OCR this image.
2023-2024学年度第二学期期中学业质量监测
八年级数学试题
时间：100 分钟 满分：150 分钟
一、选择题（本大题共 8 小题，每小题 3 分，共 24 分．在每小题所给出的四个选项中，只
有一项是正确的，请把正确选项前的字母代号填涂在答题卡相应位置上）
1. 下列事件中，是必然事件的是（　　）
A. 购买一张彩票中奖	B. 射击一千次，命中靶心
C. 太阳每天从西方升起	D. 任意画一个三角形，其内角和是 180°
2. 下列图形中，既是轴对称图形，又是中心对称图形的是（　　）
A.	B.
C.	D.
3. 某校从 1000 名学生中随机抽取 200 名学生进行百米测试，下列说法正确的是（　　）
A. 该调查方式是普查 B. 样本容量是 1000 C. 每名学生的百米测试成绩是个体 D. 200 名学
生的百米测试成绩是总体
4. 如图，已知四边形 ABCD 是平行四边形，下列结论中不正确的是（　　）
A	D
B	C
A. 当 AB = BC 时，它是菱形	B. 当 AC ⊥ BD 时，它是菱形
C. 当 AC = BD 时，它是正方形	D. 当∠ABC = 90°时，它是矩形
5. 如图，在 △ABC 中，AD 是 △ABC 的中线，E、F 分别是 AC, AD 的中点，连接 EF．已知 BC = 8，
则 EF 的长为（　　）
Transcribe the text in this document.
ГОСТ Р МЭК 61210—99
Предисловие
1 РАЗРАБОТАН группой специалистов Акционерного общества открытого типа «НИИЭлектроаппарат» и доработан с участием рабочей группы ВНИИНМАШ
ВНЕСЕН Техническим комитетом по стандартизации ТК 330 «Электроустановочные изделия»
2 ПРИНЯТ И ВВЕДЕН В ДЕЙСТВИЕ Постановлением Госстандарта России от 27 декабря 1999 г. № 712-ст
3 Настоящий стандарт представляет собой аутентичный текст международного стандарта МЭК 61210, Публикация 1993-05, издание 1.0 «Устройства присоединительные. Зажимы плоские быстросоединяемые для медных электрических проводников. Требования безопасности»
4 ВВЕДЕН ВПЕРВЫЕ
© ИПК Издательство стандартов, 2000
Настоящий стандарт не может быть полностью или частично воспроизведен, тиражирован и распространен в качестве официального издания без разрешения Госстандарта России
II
□ □ □ □ □
Directions
Which lines contain "России"? Show each of them.

Solution to this problem
2 ПРИНЯТ И ВВЕДЕН В ДЕЙСТВИЕ Постановлением Госстандарта России от 27 декабря 1999 г. № 712-ст
Настоящий стандарт не может быть полностью или частично воспроизведен, тиражирован и распространен в качестве официального издания без разрешения Госстандарта России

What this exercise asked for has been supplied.